* Start *

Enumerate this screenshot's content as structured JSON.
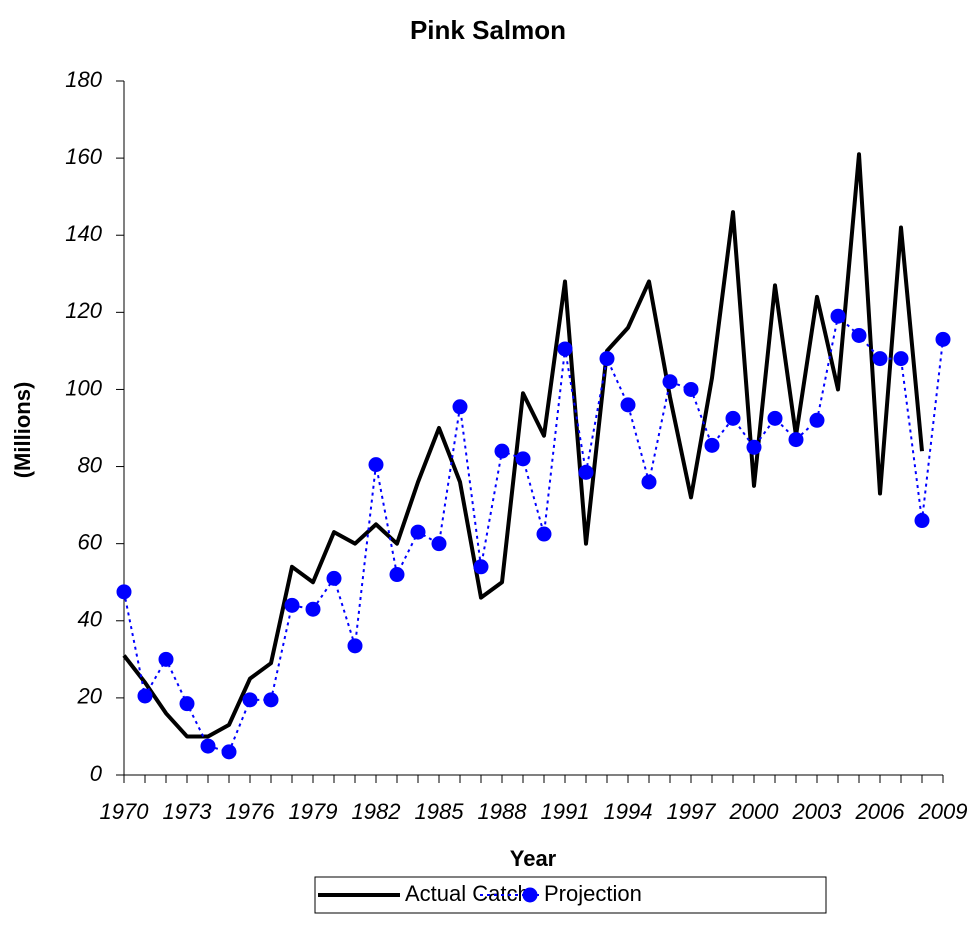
{
  "chart_data": {
    "type": "line",
    "title": "Pink Salmon",
    "xlabel": "Year",
    "ylabel": "(Millions)",
    "x": [
      1970,
      1971,
      1972,
      1973,
      1974,
      1975,
      1976,
      1977,
      1978,
      1979,
      1980,
      1981,
      1982,
      1983,
      1984,
      1985,
      1986,
      1987,
      1988,
      1989,
      1990,
      1991,
      1992,
      1993,
      1994,
      1995,
      1996,
      1997,
      1998,
      1999,
      2000,
      2001,
      2002,
      2003,
      2004,
      2005,
      2006,
      2007,
      2008,
      2009
    ],
    "series": [
      {
        "name": "Actual Catch",
        "color": "#000000",
        "values": [
          31,
          24,
          16,
          10,
          10,
          13,
          25,
          29,
          54,
          50,
          63,
          60,
          65,
          60,
          76,
          90,
          76,
          46,
          50,
          99,
          88,
          128,
          60,
          110,
          116,
          128,
          98,
          72,
          103,
          146,
          75,
          127,
          88,
          124,
          100,
          161,
          73,
          142,
          84,
          null
        ]
      },
      {
        "name": "Projection",
        "color": "#0000ff",
        "values": [
          47.5,
          20.5,
          30,
          18.5,
          7.5,
          6,
          19.5,
          19.5,
          44,
          43,
          51,
          33.5,
          80.5,
          52,
          63,
          60,
          95.5,
          54,
          84,
          82,
          62.5,
          110.5,
          78.5,
          108,
          96,
          76,
          102,
          100,
          85.5,
          92.5,
          85,
          92.5,
          87,
          92,
          119,
          114,
          108,
          108,
          66,
          113
        ]
      }
    ],
    "xlim": [
      1970,
      2009
    ],
    "xticks": [
      1970,
      1973,
      1976,
      1979,
      1982,
      1985,
      1988,
      1991,
      1994,
      1997,
      2000,
      2003,
      2006,
      2009
    ],
    "ylim": [
      0,
      180
    ],
    "yticks": [
      0,
      20,
      40,
      60,
      80,
      100,
      120,
      140,
      160,
      180
    ],
    "grid": false,
    "legend": "bottom"
  }
}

* End *

* _BRIEF_
Your task is to repeat the data above exactly while excluding the pictures.

* _ANSWER TO THIS TASK_
Enumerate this screenshot's content as structured JSON.
{
  "chart_data": {
    "type": "line",
    "title": "Pink Salmon",
    "xlabel": "Year",
    "ylabel": "(Millions)",
    "x": [
      1970,
      1971,
      1972,
      1973,
      1974,
      1975,
      1976,
      1977,
      1978,
      1979,
      1980,
      1981,
      1982,
      1983,
      1984,
      1985,
      1986,
      1987,
      1988,
      1989,
      1990,
      1991,
      1992,
      1993,
      1994,
      1995,
      1996,
      1997,
      1998,
      1999,
      2000,
      2001,
      2002,
      2003,
      2004,
      2005,
      2006,
      2007,
      2008,
      2009
    ],
    "series": [
      {
        "name": "Actual Catch",
        "color": "#000000",
        "values": [
          31,
          24,
          16,
          10,
          10,
          13,
          25,
          29,
          54,
          50,
          63,
          60,
          65,
          60,
          76,
          90,
          76,
          46,
          50,
          99,
          88,
          128,
          60,
          110,
          116,
          128,
          98,
          72,
          103,
          146,
          75,
          127,
          88,
          124,
          100,
          161,
          73,
          142,
          84,
          null
        ]
      },
      {
        "name": "Projection",
        "color": "#0000ff",
        "values": [
          47.5,
          20.5,
          30,
          18.5,
          7.5,
          6,
          19.5,
          19.5,
          44,
          43,
          51,
          33.5,
          80.5,
          52,
          63,
          60,
          95.5,
          54,
          84,
          82,
          62.5,
          110.5,
          78.5,
          108,
          96,
          76,
          102,
          100,
          85.5,
          92.5,
          85,
          92.5,
          87,
          92,
          119,
          114,
          108,
          108,
          66,
          113
        ]
      }
    ],
    "xlim": [
      1970,
      2009
    ],
    "xticks": [
      1970,
      1973,
      1976,
      1979,
      1982,
      1985,
      1988,
      1991,
      1994,
      1997,
      2000,
      2003,
      2006,
      2009
    ],
    "ylim": [
      0,
      180
    ],
    "yticks": [
      0,
      20,
      40,
      60,
      80,
      100,
      120,
      140,
      160,
      180
    ],
    "grid": false,
    "legend": "bottom"
  }
}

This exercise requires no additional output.